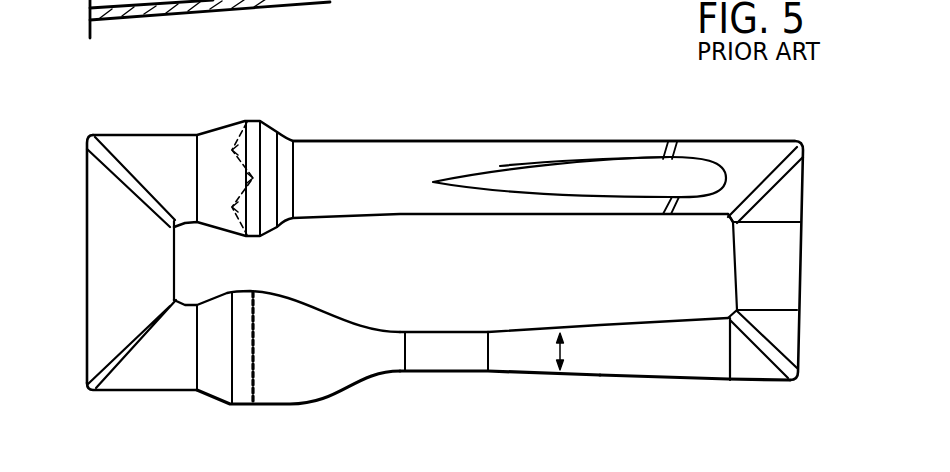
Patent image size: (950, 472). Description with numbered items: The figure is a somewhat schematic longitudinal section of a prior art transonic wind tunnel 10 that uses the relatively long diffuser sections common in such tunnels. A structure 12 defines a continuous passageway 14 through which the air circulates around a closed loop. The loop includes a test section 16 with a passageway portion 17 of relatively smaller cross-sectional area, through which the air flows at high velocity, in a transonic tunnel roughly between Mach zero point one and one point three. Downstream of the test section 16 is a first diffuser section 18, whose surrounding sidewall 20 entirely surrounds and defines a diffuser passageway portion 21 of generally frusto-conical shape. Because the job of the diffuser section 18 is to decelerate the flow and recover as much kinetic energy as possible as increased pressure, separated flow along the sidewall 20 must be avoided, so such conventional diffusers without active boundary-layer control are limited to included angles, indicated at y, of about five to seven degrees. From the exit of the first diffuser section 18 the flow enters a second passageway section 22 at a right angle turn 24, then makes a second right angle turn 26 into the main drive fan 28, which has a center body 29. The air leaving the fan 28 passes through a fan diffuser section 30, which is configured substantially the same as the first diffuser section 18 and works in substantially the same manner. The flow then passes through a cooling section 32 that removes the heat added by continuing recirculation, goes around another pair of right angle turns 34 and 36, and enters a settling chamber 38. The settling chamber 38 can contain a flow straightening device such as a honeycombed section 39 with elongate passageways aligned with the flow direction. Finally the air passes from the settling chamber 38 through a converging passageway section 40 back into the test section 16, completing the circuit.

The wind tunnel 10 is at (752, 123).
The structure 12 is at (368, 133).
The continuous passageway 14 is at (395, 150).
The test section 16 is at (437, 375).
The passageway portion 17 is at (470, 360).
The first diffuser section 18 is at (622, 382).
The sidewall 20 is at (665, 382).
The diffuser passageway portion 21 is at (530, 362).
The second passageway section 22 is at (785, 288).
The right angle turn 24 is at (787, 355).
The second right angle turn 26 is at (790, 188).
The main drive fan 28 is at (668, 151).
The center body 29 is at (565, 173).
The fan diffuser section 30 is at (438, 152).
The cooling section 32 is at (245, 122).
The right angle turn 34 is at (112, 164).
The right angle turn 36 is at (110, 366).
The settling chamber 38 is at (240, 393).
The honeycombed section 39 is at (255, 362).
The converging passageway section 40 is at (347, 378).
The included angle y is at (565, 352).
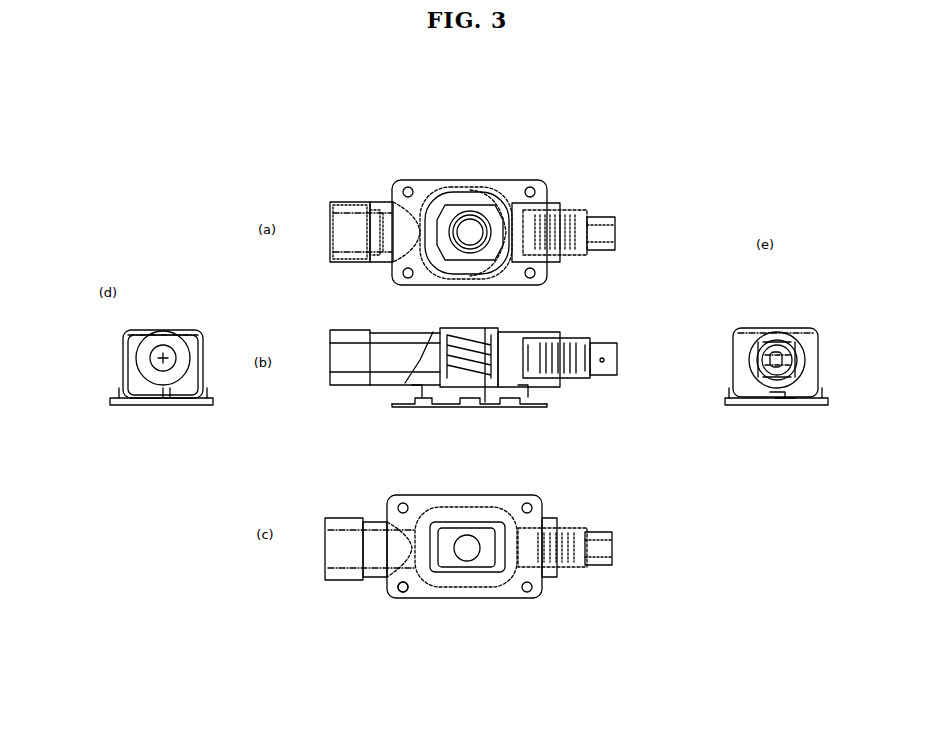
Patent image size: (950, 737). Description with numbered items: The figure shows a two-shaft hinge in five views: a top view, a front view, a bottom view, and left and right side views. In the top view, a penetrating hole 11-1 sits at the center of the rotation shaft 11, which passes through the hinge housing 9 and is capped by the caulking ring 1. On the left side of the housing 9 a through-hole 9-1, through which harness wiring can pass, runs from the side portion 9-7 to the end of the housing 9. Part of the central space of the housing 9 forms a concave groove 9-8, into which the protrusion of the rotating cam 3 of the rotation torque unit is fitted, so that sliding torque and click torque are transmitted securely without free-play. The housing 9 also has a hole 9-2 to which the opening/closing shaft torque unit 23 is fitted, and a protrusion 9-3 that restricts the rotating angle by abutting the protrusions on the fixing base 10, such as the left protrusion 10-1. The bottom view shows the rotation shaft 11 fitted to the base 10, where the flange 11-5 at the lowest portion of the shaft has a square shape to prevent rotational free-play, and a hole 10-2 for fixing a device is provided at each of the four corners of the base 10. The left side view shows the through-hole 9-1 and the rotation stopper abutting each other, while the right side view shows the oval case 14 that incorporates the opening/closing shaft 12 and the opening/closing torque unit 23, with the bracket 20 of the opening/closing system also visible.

What you need to do:
Retype every line above exactly, and leave the pictures out of your answer.

Output for this exercise:
Patent image size: (950, 472). Description with numbered items: The figure is a somewhat schematic longitudinal section of a prior art transonic wind tunnel 10 that uses the relatively long diffuser sections common in such tunnels. A structure 12 defines a continuous passageway 14 through which the air circulates around a closed loop. The loop includes a test section 16 with a passageway portion 17 of relatively smaller cross-sectional area, through which the air flows at high velocity, in a transonic tunnel roughly between Mach zero point one and one point three. Downstream of the test section 16 is a first diffuser section 18, whose surrounding sidewall 20 entirely surrounds and defines a diffuser passageway portion 21 of generally frusto-conical shape. Because the job of the diffuser section 18 is to decelerate the flow and recover as much kinetic energy as possible as increased pressure, separated flow along the sidewall 20 must be avoided, so such conventional diffusers without active boundary-layer control are limited to included angles, indicated at y, of about five to seven degrees. From the exit of the first diffuser section 18 the flow enters a second passageway section 22 at a right angle turn 24, then makes a second right angle turn 26 into the main drive fan 28, which has a center body 29. The air leaving the fan 28 passes through a fan diffuser section 30, which is configured substantially the same as the first diffuser section 18 and works in substantially the same manner. The flow then passes through a cooling section 32 that removes the heat added by continuing recirculation, goes around another pair of right angle turns 34 and 36, and enters a settling chamber 38. The settling chamber 38 can contain a flow straightening device such as a honeycombed section 39 with elongate passageways aligned with the flow direction. Finally the air passes from the settling chamber 38 through a converging passageway section 40 back into the test section 16, completing the circuit.

The wind tunnel 10 is at (752, 123).
The structure 12 is at (368, 133).
The continuous passageway 14 is at (395, 150).
The test section 16 is at (437, 375).
The passageway portion 17 is at (470, 360).
The first diffuser section 18 is at (622, 382).
The sidewall 20 is at (665, 382).
The diffuser passageway portion 21 is at (530, 362).
The second passageway section 22 is at (785, 288).
The right angle turn 24 is at (787, 355).
The second right angle turn 26 is at (790, 188).
The main drive fan 28 is at (668, 151).
The center body 29 is at (565, 173).
The fan diffuser section 30 is at (438, 152).
The cooling section 32 is at (245, 122).
The right angle turn 34 is at (112, 164).
The right angle turn 36 is at (110, 366).
The settling chamber 38 is at (240, 393).
The honeycombed section 39 is at (255, 362).
The converging passageway section 40 is at (347, 378).
The included angle y is at (565, 352).
Patent image size: (950, 737). Description with numbered items: The figure shows a two-shaft hinge in five views: a top view, a front view, a bottom view, and left and right side views. In the top view, a penetrating hole 11-1 sits at the center of the rotation shaft 11, which passes through the hinge housing 9 and is capped by the caulking ring 1. On the left side of the housing 9 a through-hole 9-1, through which harness wiring can pass, runs from the side portion 9-7 to the end of the housing 9. Part of the central space of the housing 9 forms a concave groove 9-8, into which the protrusion of the rotating cam 3 of the rotation torque unit is fitted, so that sliding torque and click torque are transmitted securely without free-play. The housing 9 also has a hole 9-2 to which the opening/closing shaft torque unit 23 is fitted, and a protrusion 9-3 that restricts the rotating angle by abutting the protrusions on the fixing base 10, such as the left protrusion 10-1. The bottom view shows the rotation shaft 11 fitted to the base 10, where the flange 11-5 at the lowest portion of the shaft has a square shape to prevent rotational free-play, and a hole 10-2 for fixing a device is provided at each of the four corners of the base 10. The left side view shows the through-hole 9-1 and the rotation stopper abutting each other, while the right side view shows the oval case 14 that incorporates the opening/closing shaft 12 and the opening/closing torque unit 23, with the bracket 20 of the opening/closing system also visible.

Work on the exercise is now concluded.